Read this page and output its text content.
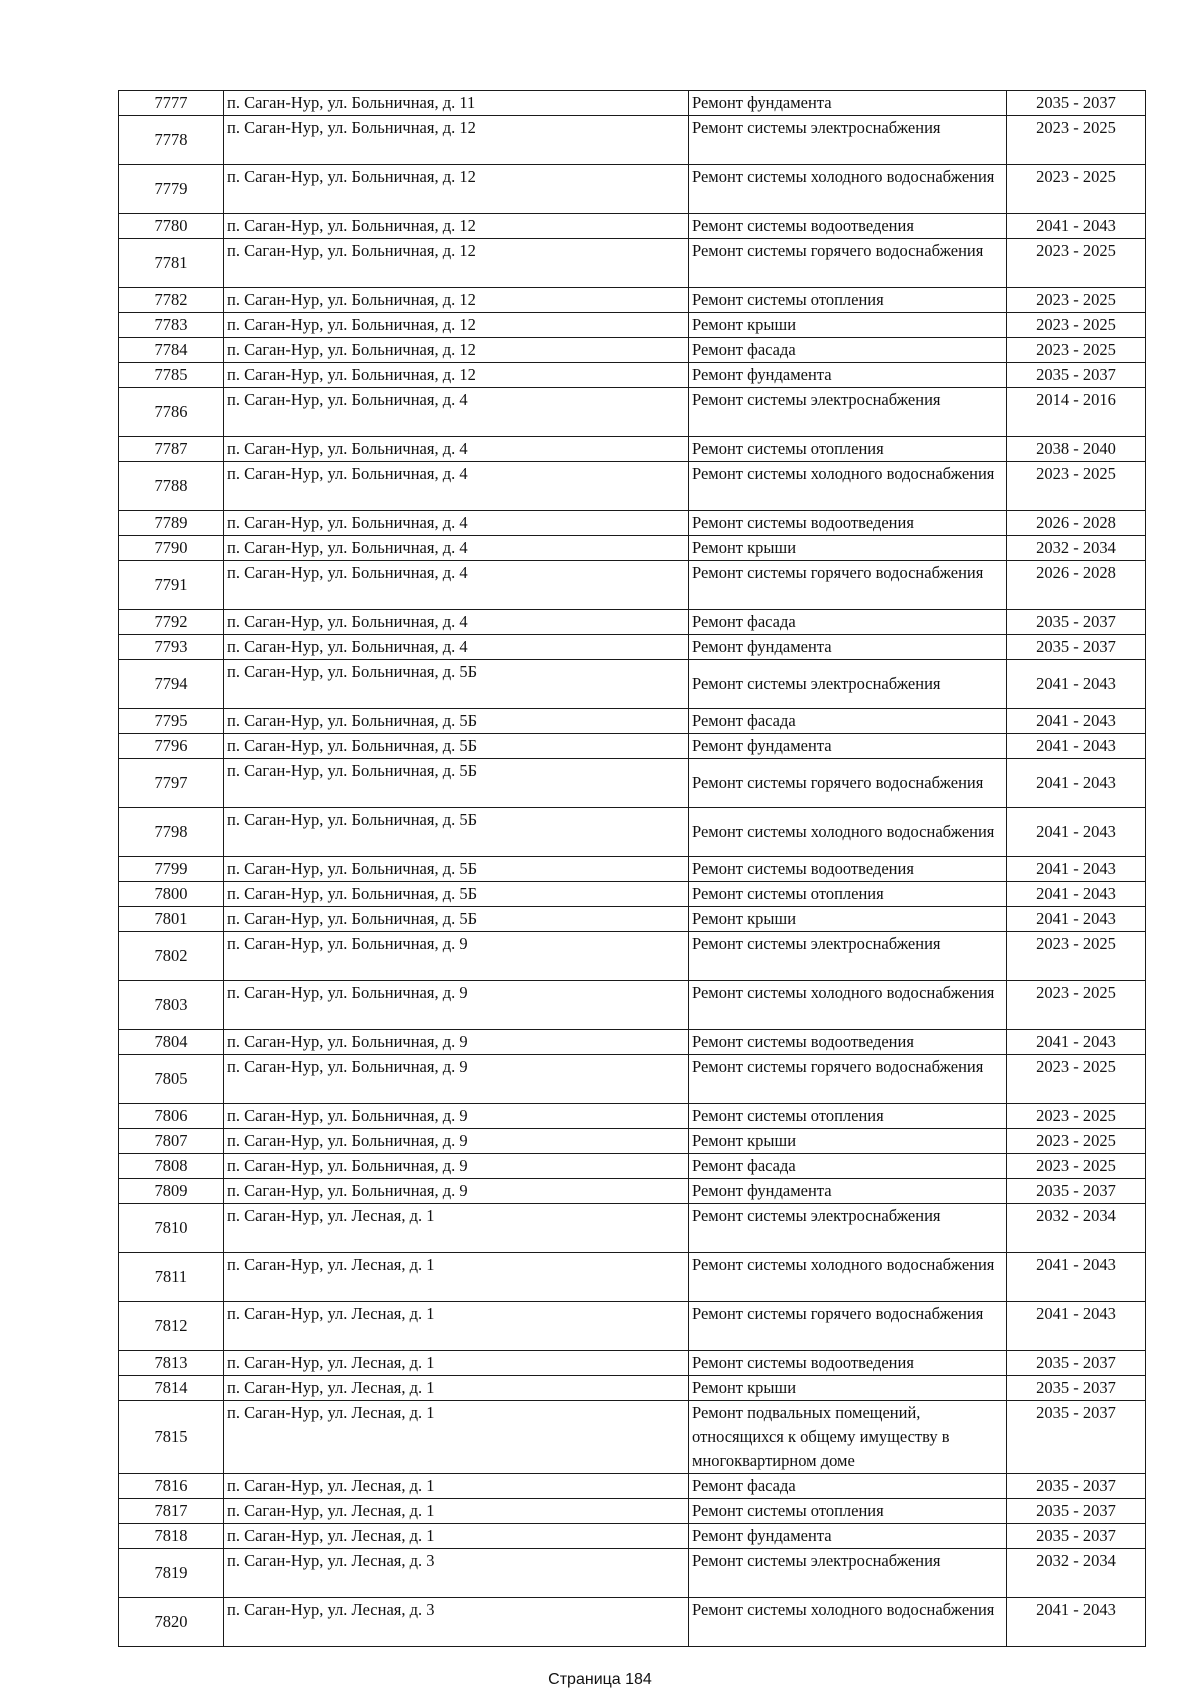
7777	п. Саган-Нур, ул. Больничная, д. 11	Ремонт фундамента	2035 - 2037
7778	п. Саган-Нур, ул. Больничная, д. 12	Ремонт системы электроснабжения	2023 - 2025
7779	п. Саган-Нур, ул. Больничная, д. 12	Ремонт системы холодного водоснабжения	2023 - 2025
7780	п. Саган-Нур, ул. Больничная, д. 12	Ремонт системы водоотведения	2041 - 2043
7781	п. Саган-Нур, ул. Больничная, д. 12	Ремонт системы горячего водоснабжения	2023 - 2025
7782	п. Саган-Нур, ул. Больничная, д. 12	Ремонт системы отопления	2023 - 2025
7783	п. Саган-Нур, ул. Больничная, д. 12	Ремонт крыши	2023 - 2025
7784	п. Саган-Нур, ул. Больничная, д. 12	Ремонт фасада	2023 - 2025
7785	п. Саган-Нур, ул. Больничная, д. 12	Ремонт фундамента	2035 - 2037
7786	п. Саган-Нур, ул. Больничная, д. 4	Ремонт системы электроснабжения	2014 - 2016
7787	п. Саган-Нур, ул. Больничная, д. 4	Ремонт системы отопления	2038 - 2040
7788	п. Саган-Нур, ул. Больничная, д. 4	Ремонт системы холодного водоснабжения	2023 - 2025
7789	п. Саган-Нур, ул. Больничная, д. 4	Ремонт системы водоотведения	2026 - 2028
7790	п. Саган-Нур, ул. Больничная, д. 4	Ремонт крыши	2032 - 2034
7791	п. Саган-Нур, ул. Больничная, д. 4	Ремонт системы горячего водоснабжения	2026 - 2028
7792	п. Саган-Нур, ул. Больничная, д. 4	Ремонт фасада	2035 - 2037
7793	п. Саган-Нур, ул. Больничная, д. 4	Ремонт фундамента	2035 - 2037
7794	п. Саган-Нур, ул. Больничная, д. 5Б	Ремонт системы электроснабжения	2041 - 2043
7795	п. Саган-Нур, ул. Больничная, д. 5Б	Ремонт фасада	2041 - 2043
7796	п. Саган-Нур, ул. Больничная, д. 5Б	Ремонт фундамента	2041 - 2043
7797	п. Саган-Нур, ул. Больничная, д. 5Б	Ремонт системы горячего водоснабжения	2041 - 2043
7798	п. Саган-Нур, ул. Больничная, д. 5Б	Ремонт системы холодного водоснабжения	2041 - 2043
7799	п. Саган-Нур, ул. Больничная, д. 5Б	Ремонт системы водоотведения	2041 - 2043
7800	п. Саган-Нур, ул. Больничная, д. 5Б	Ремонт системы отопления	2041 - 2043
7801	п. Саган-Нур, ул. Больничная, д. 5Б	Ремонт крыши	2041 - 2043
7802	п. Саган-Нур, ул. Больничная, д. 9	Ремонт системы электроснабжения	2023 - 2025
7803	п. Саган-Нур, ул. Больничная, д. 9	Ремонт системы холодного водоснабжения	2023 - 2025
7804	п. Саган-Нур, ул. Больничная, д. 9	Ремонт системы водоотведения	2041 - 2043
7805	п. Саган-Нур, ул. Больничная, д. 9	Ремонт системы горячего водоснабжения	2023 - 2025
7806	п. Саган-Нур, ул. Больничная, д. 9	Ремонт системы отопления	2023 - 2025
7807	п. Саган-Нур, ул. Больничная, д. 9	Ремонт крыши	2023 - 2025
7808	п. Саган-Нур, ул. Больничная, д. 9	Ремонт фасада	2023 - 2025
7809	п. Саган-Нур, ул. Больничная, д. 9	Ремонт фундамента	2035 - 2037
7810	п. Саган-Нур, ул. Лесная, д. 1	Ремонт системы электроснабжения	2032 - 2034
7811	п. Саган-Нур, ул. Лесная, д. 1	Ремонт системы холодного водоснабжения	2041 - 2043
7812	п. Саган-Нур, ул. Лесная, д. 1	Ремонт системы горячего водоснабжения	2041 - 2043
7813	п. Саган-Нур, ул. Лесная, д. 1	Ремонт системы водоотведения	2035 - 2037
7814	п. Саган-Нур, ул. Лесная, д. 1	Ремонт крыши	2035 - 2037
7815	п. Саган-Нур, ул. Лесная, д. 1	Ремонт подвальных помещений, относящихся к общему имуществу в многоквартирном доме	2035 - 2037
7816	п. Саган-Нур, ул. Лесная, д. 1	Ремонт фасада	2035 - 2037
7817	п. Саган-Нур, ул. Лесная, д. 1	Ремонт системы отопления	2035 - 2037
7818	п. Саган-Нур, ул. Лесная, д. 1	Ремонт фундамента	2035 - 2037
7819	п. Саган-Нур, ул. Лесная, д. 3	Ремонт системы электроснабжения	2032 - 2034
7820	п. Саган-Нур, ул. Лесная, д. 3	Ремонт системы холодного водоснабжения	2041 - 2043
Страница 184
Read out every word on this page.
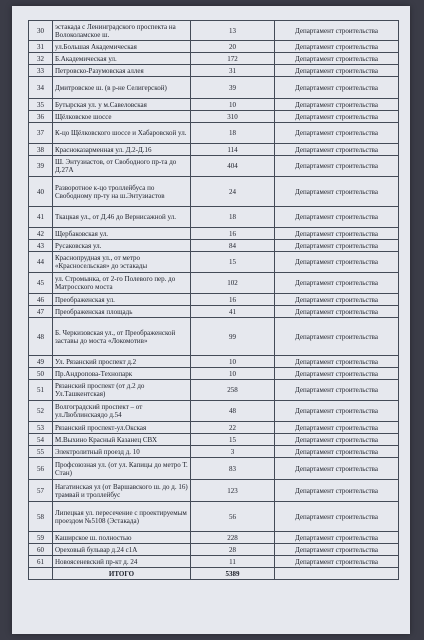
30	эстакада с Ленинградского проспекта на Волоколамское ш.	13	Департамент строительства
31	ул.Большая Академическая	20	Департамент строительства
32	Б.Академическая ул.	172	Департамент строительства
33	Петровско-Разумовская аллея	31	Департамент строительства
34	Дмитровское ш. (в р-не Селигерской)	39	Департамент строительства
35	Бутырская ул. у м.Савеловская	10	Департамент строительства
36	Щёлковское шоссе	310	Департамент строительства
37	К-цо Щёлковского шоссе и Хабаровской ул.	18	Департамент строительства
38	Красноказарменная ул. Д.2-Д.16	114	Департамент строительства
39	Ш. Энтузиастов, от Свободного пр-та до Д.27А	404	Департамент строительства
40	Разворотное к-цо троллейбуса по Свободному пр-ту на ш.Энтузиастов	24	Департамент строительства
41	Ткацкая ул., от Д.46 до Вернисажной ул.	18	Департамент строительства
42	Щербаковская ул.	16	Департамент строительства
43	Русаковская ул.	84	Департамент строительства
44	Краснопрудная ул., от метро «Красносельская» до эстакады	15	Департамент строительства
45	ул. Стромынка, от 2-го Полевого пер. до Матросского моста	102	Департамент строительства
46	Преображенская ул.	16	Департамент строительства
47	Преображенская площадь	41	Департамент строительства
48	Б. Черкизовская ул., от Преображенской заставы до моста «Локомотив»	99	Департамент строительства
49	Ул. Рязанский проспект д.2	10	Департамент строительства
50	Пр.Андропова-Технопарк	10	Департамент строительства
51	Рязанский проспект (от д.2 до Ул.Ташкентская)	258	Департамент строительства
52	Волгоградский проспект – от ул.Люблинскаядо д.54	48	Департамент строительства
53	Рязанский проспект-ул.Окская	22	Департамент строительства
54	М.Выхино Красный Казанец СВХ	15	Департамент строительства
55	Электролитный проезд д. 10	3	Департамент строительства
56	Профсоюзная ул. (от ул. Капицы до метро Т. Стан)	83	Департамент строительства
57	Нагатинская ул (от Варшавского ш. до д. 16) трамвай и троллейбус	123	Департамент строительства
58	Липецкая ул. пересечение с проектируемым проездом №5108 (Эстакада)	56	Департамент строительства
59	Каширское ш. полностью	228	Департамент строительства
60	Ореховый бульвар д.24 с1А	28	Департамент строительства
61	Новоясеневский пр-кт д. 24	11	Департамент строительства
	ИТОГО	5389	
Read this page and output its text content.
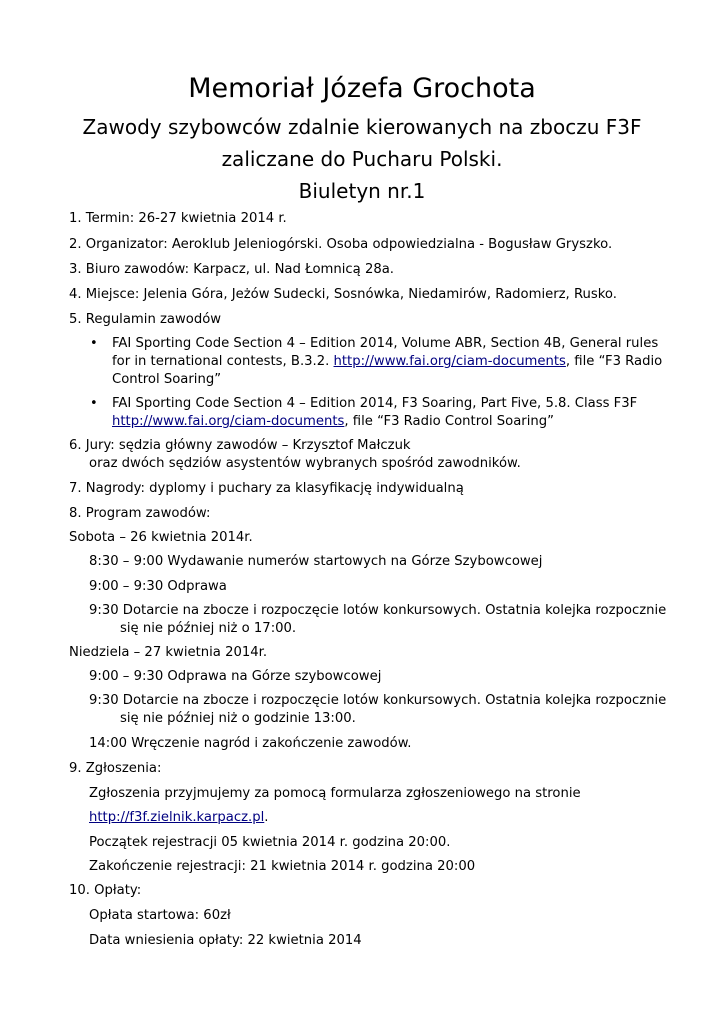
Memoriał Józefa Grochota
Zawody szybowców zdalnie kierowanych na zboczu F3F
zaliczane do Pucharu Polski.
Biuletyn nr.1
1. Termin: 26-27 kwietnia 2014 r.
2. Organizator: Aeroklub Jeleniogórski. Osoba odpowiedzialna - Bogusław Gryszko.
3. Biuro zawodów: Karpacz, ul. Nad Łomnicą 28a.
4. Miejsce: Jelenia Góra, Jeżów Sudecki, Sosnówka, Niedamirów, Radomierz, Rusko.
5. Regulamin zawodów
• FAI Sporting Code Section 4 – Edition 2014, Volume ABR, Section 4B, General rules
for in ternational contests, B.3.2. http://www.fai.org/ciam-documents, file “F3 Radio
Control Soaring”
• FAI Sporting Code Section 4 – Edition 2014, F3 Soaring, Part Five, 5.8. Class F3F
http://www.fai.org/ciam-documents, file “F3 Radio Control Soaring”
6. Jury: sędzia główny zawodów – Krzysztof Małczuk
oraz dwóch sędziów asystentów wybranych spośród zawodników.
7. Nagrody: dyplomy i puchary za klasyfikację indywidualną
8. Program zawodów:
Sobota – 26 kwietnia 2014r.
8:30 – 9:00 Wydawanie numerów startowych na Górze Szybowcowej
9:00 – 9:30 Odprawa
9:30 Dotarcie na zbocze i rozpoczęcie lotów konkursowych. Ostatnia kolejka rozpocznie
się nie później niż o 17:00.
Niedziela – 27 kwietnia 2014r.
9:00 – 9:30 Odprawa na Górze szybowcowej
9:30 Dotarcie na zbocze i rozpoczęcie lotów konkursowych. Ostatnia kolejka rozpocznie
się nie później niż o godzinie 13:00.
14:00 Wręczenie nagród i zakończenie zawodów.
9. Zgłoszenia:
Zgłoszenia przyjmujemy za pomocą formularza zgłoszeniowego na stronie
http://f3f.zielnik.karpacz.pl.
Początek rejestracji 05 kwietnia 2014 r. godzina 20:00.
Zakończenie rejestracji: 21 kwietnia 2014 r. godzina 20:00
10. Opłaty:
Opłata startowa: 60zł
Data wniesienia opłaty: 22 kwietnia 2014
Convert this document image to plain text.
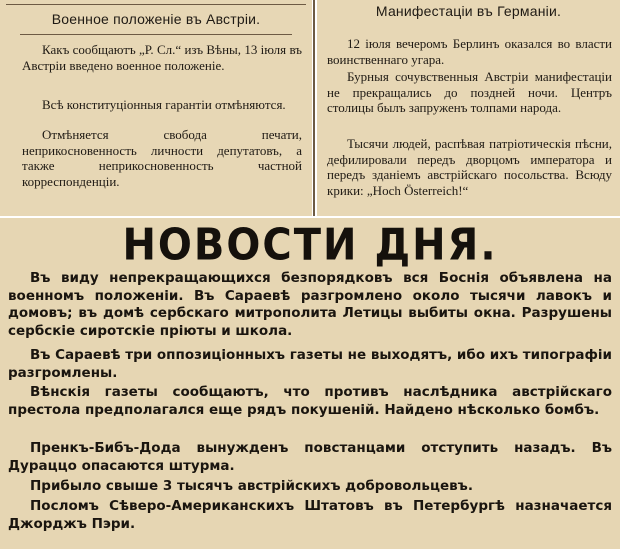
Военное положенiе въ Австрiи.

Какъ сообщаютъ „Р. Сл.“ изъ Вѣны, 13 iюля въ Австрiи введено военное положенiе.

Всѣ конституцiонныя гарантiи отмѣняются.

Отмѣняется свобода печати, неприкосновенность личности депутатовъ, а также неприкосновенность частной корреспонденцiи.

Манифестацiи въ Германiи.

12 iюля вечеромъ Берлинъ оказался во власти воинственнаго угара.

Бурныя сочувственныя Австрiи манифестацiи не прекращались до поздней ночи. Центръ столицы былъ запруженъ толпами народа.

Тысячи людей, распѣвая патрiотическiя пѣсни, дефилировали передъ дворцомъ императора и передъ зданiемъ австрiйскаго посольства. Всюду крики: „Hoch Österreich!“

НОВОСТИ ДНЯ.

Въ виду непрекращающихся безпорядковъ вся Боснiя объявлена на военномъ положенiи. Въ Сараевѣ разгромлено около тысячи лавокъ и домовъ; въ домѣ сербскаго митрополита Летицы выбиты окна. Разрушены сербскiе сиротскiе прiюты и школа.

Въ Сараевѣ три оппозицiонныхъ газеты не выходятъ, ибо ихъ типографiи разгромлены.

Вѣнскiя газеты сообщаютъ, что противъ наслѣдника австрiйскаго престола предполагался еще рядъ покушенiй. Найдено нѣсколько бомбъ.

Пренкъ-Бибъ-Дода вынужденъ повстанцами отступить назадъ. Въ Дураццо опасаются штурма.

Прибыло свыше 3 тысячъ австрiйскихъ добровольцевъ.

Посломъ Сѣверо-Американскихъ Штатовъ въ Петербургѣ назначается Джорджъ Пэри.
^^^^^^^^^^^^^^^^
Your task
Every line of the records that includes the word "file" should be gathered.

The completed task
for in ternational contests, B.3.2. http://www.fai.org/ciam-documents, file “F3 Radio
http://www.fai.org/ciam-documents, file “F3 Radio Control Soaring”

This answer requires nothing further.